--- Begin Data listing ---

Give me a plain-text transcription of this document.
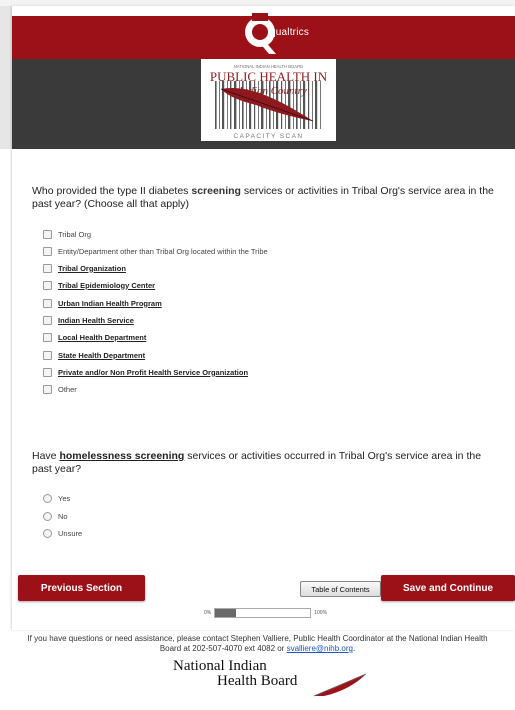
qualtrics
NATIONAL INDIAN HEALTH BOARD
PUBLIC HEALTH IN
Indian Country
CAPACITY SCAN
Who provided the type II diabetes screening services or activities in Tribal Org's service area in the past year? (Choose all that apply)
Tribal Org
Entity/Department other than Tribal Org located within the Tribe
Tribal Organization
Tribal Epidemiology Center
Urban Indian Health Program
Indian Health Service
Local Health Department
State Health Department
Private and/or Non Profit Health Service Organization
Other
Have homelessness screening services or activities occurred in Tribal Org's service area in the past year?
Yes
No
Unsure
Previous Section	Table of Contents	Save and Continue
0%	100%
If you have questions or need assistance, please contact Stephen Valliere, Public Health Coordinator at the National Indian Health Board at 202-507-4070 ext 4082 or svalliere@nihb.org.
National Indian
Health Board
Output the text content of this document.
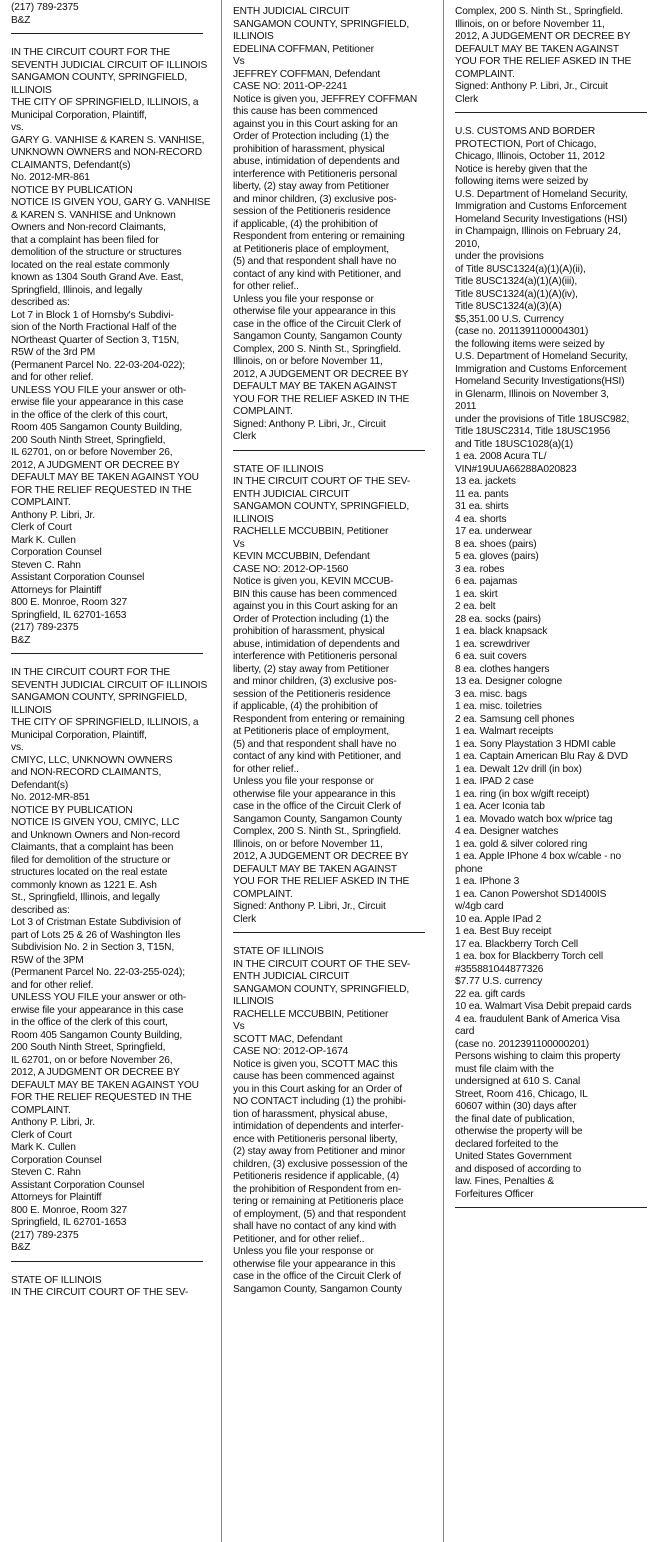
(217) 789-2375
B&Z
IN THE CIRCUIT COURT FOR THE
SEVENTH JUDICIAL CIRCUIT OF ILLINOIS
SANGAMON COUNTY, SPRINGFIELD,
ILLINOIS
THE CITY OF SPRINGFIELD, ILLINOIS, a
Municipal Corporation, Plaintiff,
vs.
GARY G. VANHISE & KAREN S. VANHISE,
UNKNOWN OWNERS and NON-RECORD
CLAIMANTS, Defendant(s)
No. 2012-MR-861
NOTICE BY PUBLICATION
NOTICE IS GIVEN YOU, GARY G. VANHISE
& KAREN S. VANHISE and Unknown
Owners and Non-record Claimants,
that a complaint has been filed for
demolition of the structure or structures
located on the real estate commonly
known as 1304 South Grand Ave. East,
Springfield, Illinois, and legally
described as:
Lot 7 in Block 1 of Hornsby's Subdivi-
sion of the North Fractional Half of the
NOrtheast Quarter of Section 3, T15N,
R5W of the 3rd PM
(Permanent Parcel No. 22-03-204-022);
and for other relief.
UNLESS YOU FILE your answer or oth-
erwise file your appearance in this case
in the office of the clerk of this court,
Room 405 Sangamon County Building,
200 South Ninth Street, Springfield,
IL 62701, on or before November 26,
2012, A JUDGMENT OR DECREE BY
DEFAULT MAY BE TAKEN AGAINST YOU
FOR THE RELIEF REQUESTED IN THE
COMPLAINT.
Anthony P. Libri, Jr.
Clerk of Court
Mark K. Cullen
Corporation Counsel
Steven C. Rahn
Assistant Corporation Counsel
Attorneys for Plaintiff
800 E. Monroe, Room 327
Springfield, IL 62701-1653
(217) 789-2375
B&Z
IN THE CIRCUIT COURT FOR THE
SEVENTH JUDICIAL CIRCUIT OF ILLINOIS
SANGAMON COUNTY, SPRINGFIELD,
ILLINOIS
THE CITY OF SPRINGFIELD, ILLINOIS, a
Municipal Corporation, Plaintiff,
vs.
CMIYC, LLC, UNKNOWN OWNERS
and NON-RECORD CLAIMANTS,
Defendant(s)
No. 2012-MR-851
NOTICE BY PUBLICATION
NOTICE IS GIVEN YOU, CMIYC, LLC
and Unknown Owners and Non-record
Claimants, that a complaint has been
filed for demolition of the structure or
structures located on the real estate
commonly known as 1221 E. Ash
St., Springfield, Illinois, and legally
described as:
Lot 3 of Cristman Estate Subdivision of
part of Lots 25 & 26 of Washington Iles
Subdivision No. 2 in Section 3, T15N,
R5W of the 3PM
(Permanent Parcel No. 22-03-255-024);
and for other relief.
UNLESS YOU FILE your answer or oth-
erwise file your appearance in this case
in the office of the clerk of this court,
Room 405 Sangamon County Building,
200 South Ninth Street, Springfield,
IL 62701, on or before November 26,
2012, A JUDGMENT OR DECREE BY
DEFAULT MAY BE TAKEN AGAINST YOU
FOR THE RELIEF REQUESTED IN THE
COMPLAINT.
Anthony P. Libri, Jr.
Clerk of Court
Mark K. Cullen
Corporation Counsel
Steven C. Rahn
Assistant Corporation Counsel
Attorneys for Plaintiff
800 E. Monroe, Room 327
Springfield, IL 62701-1653
(217) 789-2375
B&Z
STATE OF ILLINOIS
IN THE CIRCUIT COURT OF THE SEV-
ENTH JUDICIAL CIRCUIT
SANGAMON COUNTY, SPRINGFIELD,
ILLINOIS
EDELINA COFFMAN, Petitioner
Vs
JEFFREY COFFMAN, Defendant
CASE NO: 2011-OP-2241
Notice is given you, JEFFREY COFFMAN
this cause has been commenced
against you in this Court asking for an
Order of Protection including (1) the
prohibition of harassment, physical
abuse, intimidation of dependents and
interference with Petitioneris personal
liberty, (2) stay away from Petitioner
and minor children, (3) exclusive pos-
session of the Petitioneris residence
if applicable, (4) the prohibition of
Respondent from entering or remaining
at Petitioneris place of employment,
(5) and that respondent shall have no
contact of any kind with Petitioner, and
for other relief..
Unless you file your response or
otherwise file your appearance in this
case in the office of the Circuit Clerk of
Sangamon County, Sangamon County
Complex, 200 S. Ninth St., Springfield.
Illinois, on or before November 11,
2012, A JUDGEMENT OR DECREE BY
DEFAULT MAY BE TAKEN AGAINST
YOU FOR THE RELIEF ASKED IN THE
COMPLAINT.
Signed: Anthony P. Libri, Jr., Circuit
Clerk
STATE OF ILLINOIS
IN THE CIRCUIT COURT OF THE SEV-
ENTH JUDICIAL CIRCUIT
SANGAMON COUNTY, SPRINGFIELD,
ILLINOIS
RACHELLE MCCUBBIN, Petitioner
Vs
KEVIN MCCUBBIN, Defendant
CASE NO: 2012-OP-1560
Notice is given you, KEVIN MCCUB-
BIN this cause has been commenced
against you in this Court asking for an
Order of Protection including (1) the
prohibition of harassment, physical
abuse, intimidation of dependents and
interference with Petitioneris personal
liberty, (2) stay away from Petitioner
and minor children, (3) exclusive pos-
session of the Petitioneris residence
if applicable, (4) the prohibition of
Respondent from entering or remaining
at Petitioneris place of employment,
(5) and that respondent shall have no
contact of any kind with Petitioner, and
for other relief..
Unless you file your response or
otherwise file your appearance in this
case in the office of the Circuit Clerk of
Sangamon County, Sangamon County
Complex, 200 S. Ninth St., Springfield.
Illinois, on or before November 11,
2012, A JUDGEMENT OR DECREE BY
DEFAULT MAY BE TAKEN AGAINST
YOU FOR THE RELIEF ASKED IN THE
COMPLAINT.
Signed: Anthony P. Libri, Jr., Circuit
Clerk
STATE OF ILLINOIS
IN THE CIRCUIT COURT OF THE SEV-
ENTH JUDICIAL CIRCUIT
SANGAMON COUNTY, SPRINGFIELD,
ILLINOIS
RACHELLE MCCUBBIN, Petitioner
Vs
SCOTT MAC, Defendant
CASE NO: 2012-OP-1674
Notice is given you, SCOTT MAC this
cause has been commenced against
you in this Court asking for an Order of
NO CONTACT including (1) the prohibi-
tion of harassment, physical abuse,
intimidation of dependents and interfer-
ence with Petitioneris personal liberty,
(2) stay away from Petitioner and minor
children, (3) exclusive possession of the
Petitioneris residence if applicable, (4)
the prohibition of Respondent from en-
tering or remaining at Petitioneris place
of employment, (5) and that respondent
shall have no contact of any kind with
Petitioner, and for other relief..
Unless you file your response or
otherwise file your appearance in this
case in the office of the Circuit Clerk of
Sangamon County, Sangamon County
Complex, 200 S. Ninth St., Springfield.
Illinois, on or before November 11,
2012, A JUDGEMENT OR DECREE BY
DEFAULT MAY BE TAKEN AGAINST
YOU FOR THE RELIEF ASKED IN THE
COMPLAINT.
Signed: Anthony P. Libri, Jr., Circuit
Clerk
U.S. CUSTOMS AND BORDER
PROTECTION, Port of Chicago,
Chicago, Illinois, October 11, 2012
Notice is hereby given that the
following items were seized by
U.S. Department of Homeland Security,
Immigration and Customs Enforcement
Homeland Security Investigations (HSI)
in Champaign, Illinois on February 24,
2010,
under the provisions
of Title 8USC1324(a)(1)(A)(ii),
Title 8USC1324(a)(1)(A)(iii),
Title 8USC1324(a)(1)(A)(iv),
Title 8USC1324(a)(3)(A)
$5,351.00 U.S. Currency
(case no. 2011391100004301)
the following items were seized by
U.S. Department of Homeland Security,
Immigration and Customs Enforcement
Homeland Security Investigations(HSI)
in Glenarm, Illinois on November 3,
2011
under the provisions of Title 18USC982,
Title 18USC2314, Title 18USC1956
and Title 18USC1028(a)(1)
1 ea. 2008 Acura TL/
VIN#19UUA66288A020823
13 ea. jackets
11 ea. pants
31 ea. shirts
4 ea. shorts
17 ea. underwear
8 ea. shoes (pairs)
5 ea. gloves (pairs)
3 ea. robes
6 ea. pajamas
1 ea. skirt
2 ea. belt
28 ea. socks (pairs)
1 ea. black knapsack
1 ea. screwdriver
6 ea. suit covers
8 ea. clothes hangers
13 ea. Designer cologne
3 ea. misc. bags
1 ea. misc. toiletries
2 ea. Samsung cell phones
1 ea. Walmart receipts
1 ea. Sony Playstation 3 HDMI cable
1 ea. Captain American Blu Ray & DVD
1 ea. Dewalt 12v drill (in box)
1 ea. IPAD 2 case
1 ea. ring (in box w/gift receipt)
1 ea. Acer Iconia tab
1 ea. Movado watch box w/price tag
4 ea. Designer watches
1 ea. gold & silver colored ring
1 ea. Apple IPhone 4 box w/cable - no
phone
1 ea. IPhone 3
1 ea. Canon Powershot SD1400IS
w/4gb card
10 ea. Apple IPad 2
1 ea. Best Buy receipt
17 ea. Blackberry Torch Cell
1 ea. box for Blackberry Torch cell
#355881044877326
$7.77 U.S. currency
22 ea. gift cards
10 ea. Walmart Visa Debit prepaid cards
4 ea. fraudulent Bank of America Visa
card
(case no. 2012391100000201)
Persons wishing to claim this property
must file claim with the
undersigned at 610 S. Canal
Street, Room 416, Chicago, IL
60607 within (30) days after
the final date of publication,
otherwise the property will be
declared forfeited to the
United States Government
and disposed of according to
law. Fines, Penalties &
Forfeitures Officer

--- End Data listing ---

#### Short exercise:
Determine how many of the lines above hold the word "Torch", and output that number by itself.

#### Output of the exercise:
2